Pick out all lines in the listing holding the string "动脑筋大王" and copy them.

Dataset records:
▬▬▬▬▬▬▬▬▬▬
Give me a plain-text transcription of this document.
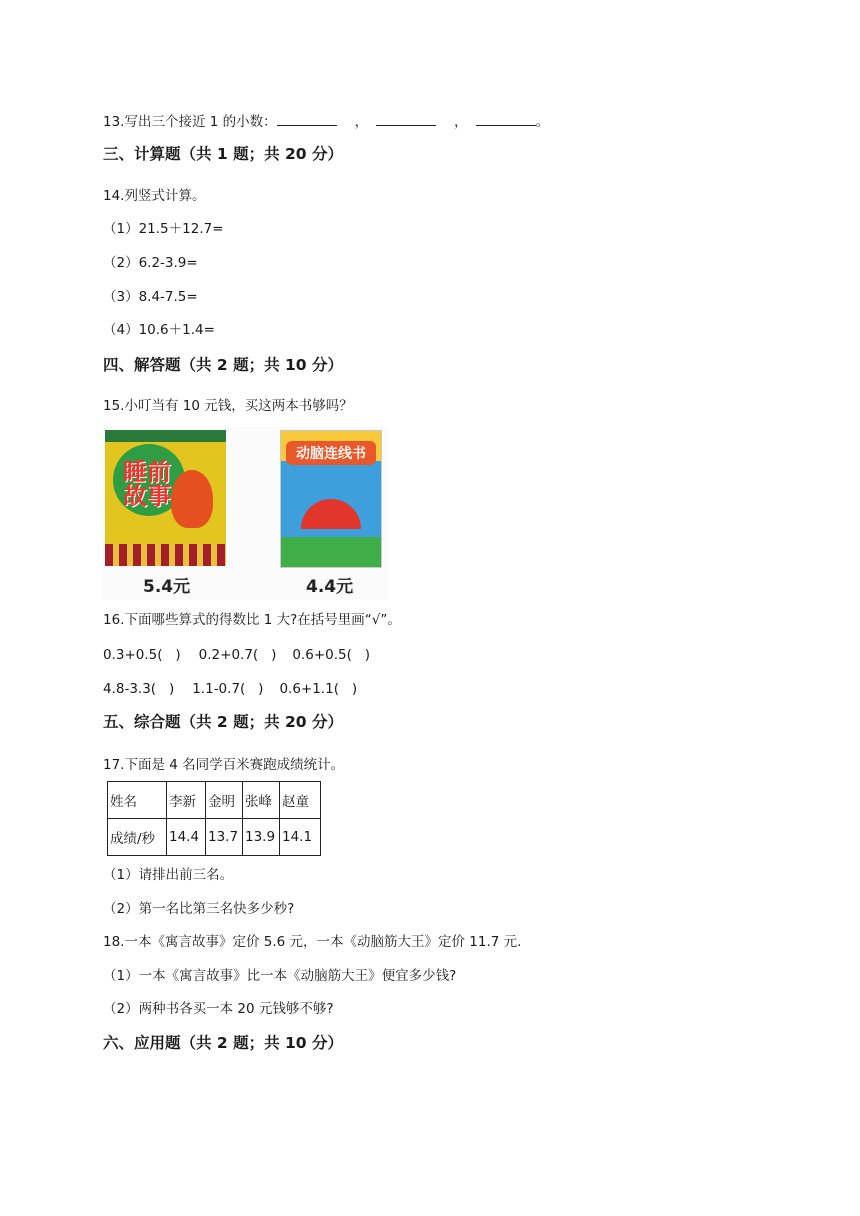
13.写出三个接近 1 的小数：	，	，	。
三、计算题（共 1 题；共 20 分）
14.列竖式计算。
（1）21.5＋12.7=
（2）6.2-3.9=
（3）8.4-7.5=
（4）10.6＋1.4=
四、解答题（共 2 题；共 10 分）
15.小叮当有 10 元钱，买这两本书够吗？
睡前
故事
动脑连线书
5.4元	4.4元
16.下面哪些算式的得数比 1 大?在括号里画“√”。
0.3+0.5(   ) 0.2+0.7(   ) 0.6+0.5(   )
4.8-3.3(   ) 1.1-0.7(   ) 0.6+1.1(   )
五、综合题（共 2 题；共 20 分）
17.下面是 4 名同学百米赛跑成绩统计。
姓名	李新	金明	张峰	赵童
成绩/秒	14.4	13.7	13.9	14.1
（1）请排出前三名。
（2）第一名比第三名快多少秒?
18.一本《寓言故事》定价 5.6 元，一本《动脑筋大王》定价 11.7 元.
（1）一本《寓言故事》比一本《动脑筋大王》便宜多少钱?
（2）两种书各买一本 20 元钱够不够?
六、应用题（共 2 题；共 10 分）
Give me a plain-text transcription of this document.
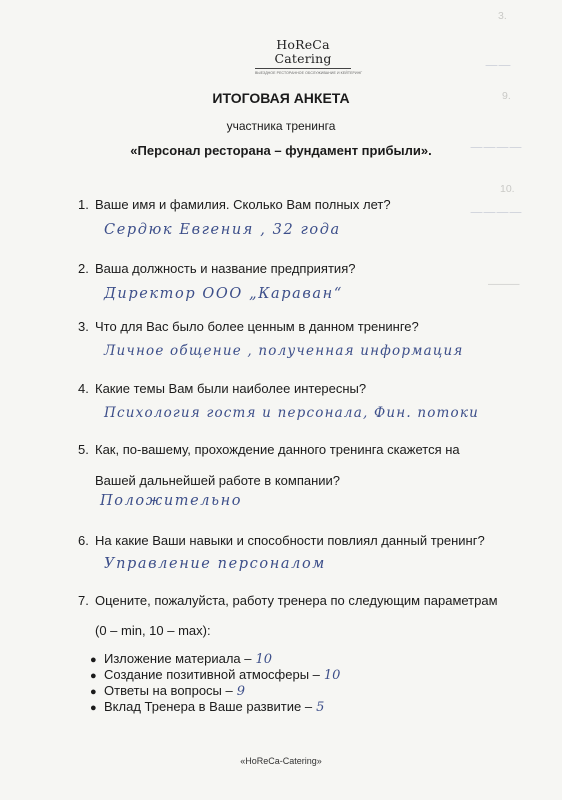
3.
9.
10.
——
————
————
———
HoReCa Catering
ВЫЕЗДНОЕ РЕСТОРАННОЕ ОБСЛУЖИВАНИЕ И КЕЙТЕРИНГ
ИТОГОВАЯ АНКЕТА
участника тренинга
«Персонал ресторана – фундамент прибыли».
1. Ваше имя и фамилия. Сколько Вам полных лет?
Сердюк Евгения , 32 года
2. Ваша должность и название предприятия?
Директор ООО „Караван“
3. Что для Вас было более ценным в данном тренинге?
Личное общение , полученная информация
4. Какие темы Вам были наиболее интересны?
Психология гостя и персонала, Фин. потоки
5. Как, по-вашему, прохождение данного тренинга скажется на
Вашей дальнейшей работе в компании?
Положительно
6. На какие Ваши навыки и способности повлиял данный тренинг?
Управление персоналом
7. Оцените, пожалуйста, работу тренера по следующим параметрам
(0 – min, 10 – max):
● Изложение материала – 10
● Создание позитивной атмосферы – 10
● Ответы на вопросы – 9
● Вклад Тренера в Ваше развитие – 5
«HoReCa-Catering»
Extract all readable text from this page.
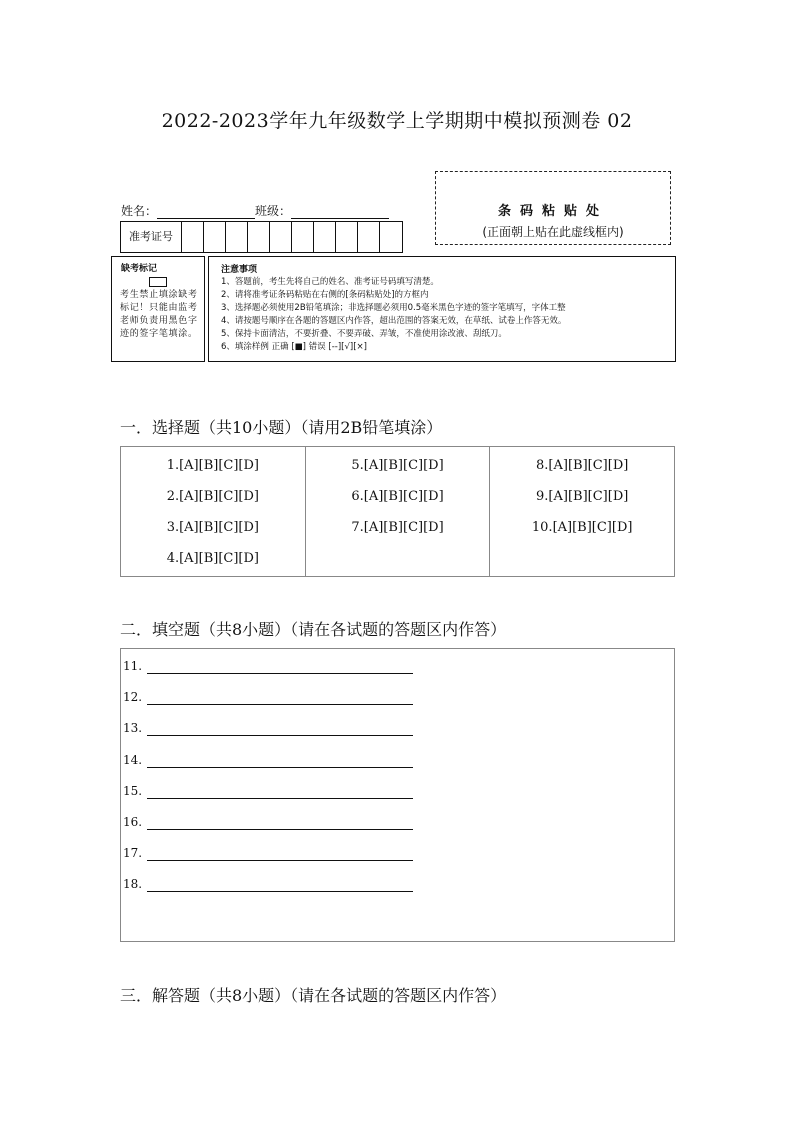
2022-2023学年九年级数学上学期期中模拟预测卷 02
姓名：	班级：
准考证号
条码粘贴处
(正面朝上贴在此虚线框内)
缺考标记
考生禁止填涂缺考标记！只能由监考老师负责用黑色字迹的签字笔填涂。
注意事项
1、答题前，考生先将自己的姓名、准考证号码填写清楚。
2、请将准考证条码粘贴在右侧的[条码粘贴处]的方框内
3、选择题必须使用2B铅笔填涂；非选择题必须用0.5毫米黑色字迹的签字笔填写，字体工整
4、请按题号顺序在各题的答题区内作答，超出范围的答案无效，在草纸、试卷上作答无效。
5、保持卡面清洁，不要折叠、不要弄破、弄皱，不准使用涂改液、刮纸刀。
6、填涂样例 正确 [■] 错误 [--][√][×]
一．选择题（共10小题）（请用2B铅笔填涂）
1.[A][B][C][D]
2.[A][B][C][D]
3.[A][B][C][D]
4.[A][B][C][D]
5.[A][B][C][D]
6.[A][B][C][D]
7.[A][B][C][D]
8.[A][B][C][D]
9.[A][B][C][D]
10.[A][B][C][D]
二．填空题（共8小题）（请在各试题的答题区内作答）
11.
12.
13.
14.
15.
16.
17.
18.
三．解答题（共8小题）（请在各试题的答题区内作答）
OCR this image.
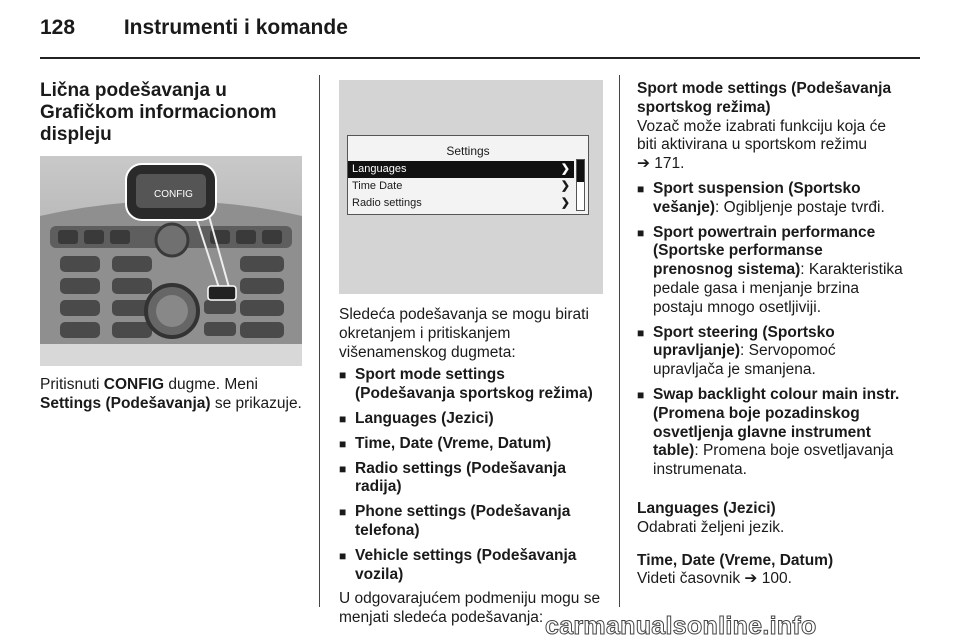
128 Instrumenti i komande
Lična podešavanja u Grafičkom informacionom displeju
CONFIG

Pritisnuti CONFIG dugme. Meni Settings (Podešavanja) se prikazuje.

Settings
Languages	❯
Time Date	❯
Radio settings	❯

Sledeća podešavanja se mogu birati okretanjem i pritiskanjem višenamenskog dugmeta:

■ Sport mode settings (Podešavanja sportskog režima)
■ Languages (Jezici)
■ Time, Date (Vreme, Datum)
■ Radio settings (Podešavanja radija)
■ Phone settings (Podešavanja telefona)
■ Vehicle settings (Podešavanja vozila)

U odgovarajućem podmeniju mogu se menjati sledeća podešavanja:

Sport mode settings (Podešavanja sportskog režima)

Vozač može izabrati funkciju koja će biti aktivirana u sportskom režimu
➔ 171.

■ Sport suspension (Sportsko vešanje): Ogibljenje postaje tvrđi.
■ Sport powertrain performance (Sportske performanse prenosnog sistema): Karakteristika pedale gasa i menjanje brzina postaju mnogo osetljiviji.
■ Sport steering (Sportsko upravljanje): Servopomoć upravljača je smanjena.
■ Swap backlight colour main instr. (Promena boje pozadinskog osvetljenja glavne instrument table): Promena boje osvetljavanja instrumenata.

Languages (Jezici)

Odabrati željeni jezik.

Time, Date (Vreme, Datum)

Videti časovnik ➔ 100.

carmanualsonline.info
▬▬▬▬▬▬▬▬▬▬
__Reply__:
18.一本《寓言故事》定价 5.6 元，一本《动脑筋大王》定价 11.7 元.
（1）一本《寓言故事》比一本《动脑筋大王》便宜多少钱?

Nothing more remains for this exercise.